[Element box records]
--- begin ---
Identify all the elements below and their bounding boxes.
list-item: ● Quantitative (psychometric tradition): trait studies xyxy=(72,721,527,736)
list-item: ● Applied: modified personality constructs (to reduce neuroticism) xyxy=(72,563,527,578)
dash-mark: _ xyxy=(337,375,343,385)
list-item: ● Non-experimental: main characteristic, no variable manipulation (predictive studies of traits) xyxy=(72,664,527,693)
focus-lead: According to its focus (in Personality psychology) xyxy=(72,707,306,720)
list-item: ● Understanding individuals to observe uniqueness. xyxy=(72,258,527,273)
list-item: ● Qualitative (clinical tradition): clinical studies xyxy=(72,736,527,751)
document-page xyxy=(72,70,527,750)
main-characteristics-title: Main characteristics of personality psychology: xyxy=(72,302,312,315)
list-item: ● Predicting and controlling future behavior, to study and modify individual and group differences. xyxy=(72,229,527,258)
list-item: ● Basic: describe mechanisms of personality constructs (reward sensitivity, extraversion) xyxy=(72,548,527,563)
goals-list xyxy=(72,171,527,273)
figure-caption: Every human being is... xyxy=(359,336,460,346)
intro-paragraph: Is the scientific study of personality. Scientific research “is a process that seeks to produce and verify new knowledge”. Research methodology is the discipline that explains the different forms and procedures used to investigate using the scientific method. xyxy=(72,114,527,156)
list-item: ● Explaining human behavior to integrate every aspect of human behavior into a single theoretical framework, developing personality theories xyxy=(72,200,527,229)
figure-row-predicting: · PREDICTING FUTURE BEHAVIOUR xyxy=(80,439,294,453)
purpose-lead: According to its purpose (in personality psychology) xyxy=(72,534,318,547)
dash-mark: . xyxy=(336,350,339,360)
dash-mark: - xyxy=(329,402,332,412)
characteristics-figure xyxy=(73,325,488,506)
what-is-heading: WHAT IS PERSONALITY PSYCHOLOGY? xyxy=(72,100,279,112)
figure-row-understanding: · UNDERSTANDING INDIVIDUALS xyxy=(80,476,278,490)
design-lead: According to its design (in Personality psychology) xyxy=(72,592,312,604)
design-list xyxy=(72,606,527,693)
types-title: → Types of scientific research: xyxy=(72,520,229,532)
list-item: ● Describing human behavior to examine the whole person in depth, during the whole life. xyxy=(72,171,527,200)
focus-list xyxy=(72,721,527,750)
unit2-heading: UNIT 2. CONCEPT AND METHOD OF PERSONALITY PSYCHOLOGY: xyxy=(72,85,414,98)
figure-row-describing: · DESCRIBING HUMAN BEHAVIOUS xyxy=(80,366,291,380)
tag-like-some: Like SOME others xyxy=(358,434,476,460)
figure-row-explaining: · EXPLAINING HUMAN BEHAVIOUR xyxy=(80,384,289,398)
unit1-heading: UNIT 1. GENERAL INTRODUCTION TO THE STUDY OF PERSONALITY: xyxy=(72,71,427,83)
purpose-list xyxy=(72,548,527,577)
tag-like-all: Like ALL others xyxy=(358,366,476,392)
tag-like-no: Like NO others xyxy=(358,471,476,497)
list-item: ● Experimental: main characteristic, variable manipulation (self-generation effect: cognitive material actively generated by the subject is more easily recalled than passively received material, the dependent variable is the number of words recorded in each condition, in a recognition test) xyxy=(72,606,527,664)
--- end ---
[TASK BRIEF] Give the lines of the records above as a numbered list, leaving out any blank lines.

[FINISHED EXERCISE]
1. Identify all the elements below and their bounding boxes.
2. list-item: ● Quantitative (psychometric tradition): trait studies xyxy=(72,721,527,736)
3. list-item: ● Applied: modified personality constructs (to reduce neuroticism) xyxy=(72,563,527,578)
4. dash-mark: _ xyxy=(337,375,343,385)
5. list-item: ● Non-experimental: main characteristic, no variable manipulation (predictive studies of traits) xyxy=(72,664,527,693)
6. focus-lead: According to its focus (in Personality psychology) xyxy=(72,707,306,720)
7. list-item: ● Understanding individuals to observe uniqueness. xyxy=(72,258,527,273)
8. list-item: ● Qualitative (clinical tradition): clinical studies xyxy=(72,736,527,751)
9. document-page xyxy=(72,70,527,750)
10. main-characteristics-title: Main characteristics of personality psychology: xyxy=(72,302,312,315)
11. list-item: ● Predicting and controlling future behavior, to study and modify individual and group differences. xyxy=(72,229,527,258)
12. list-item: ● Basic: describe mechanisms of personality constructs (reward sensitivity, extraversion) xyxy=(72,548,527,563)
13. goals-list xyxy=(72,171,527,273)
14. figure-caption: Every human being is... xyxy=(359,336,460,346)
15. intro-paragraph: Is the scientific study of personality. Scientific research “is a process that seeks to produce and verify new knowledge”. Research methodology is the discipline that explains the different forms and procedures used to investigate using the scientific method. xyxy=(72,114,527,156)
16. list-item: ● Explaining human behavior to integrate every aspect of human behavior into a single theoretical framework, developing personality theories xyxy=(72,200,527,229)
17. figure-row-predicting: · PREDICTING FUTURE BEHAVIOUR xyxy=(80,439,294,453)
18. purpose-lead: According to its purpose (in personality psychology) xyxy=(72,534,318,547)
19. dash-mark: . xyxy=(336,350,339,360)
20. dash-mark: - xyxy=(329,402,332,412)
21. characteristics-figure xyxy=(73,325,488,506)
22. what-is-heading: WHAT IS PERSONALITY PSYCHOLOGY? xyxy=(72,100,279,112)
23. figure-row-understanding: · UNDERSTANDING INDIVIDUALS xyxy=(80,476,278,490)
24. design-lead: According to its design (in Personality psychology) xyxy=(72,592,312,604)
25. design-list xyxy=(72,606,527,693)
26. types-title: → Types of scientific research: xyxy=(72,520,229,532)
27. list-item: ● Describing human behavior to examine the whole person in depth, during the whole life. xyxy=(72,171,527,200)
28. focus-list xyxy=(72,721,527,750)
29. unit2-heading: UNIT 2. CONCEPT AND METHOD OF PERSONALITY PSYCHOLOGY: xyxy=(72,85,414,98)
30. figure-row-describing: · DESCRIBING HUMAN BEHAVIOUS xyxy=(80,366,291,380)
31. tag-like-some: Like SOME others xyxy=(358,434,476,460)
32. figure-row-explaining: · EXPLAINING HUMAN BEHAVIOUR xyxy=(80,384,289,398)
33. unit1-heading: UNIT 1. GENERAL INTRODUCTION TO THE STUDY OF PERSONALITY: xyxy=(72,71,427,83)
34. purpose-list xyxy=(72,548,527,577)
35. tag-like-all: Like ALL others xyxy=(358,366,476,392)
36. tag-like-no: Like NO others xyxy=(358,471,476,497)
37. list-item: ● Experimental: main characteristic, variable manipulation (self-generation effect: cognitive material actively generated by the subject is more easily recalled than passively received material, the dependent variable is the number of words recorded in each condition, in a recognition test) xyxy=(72,606,527,664)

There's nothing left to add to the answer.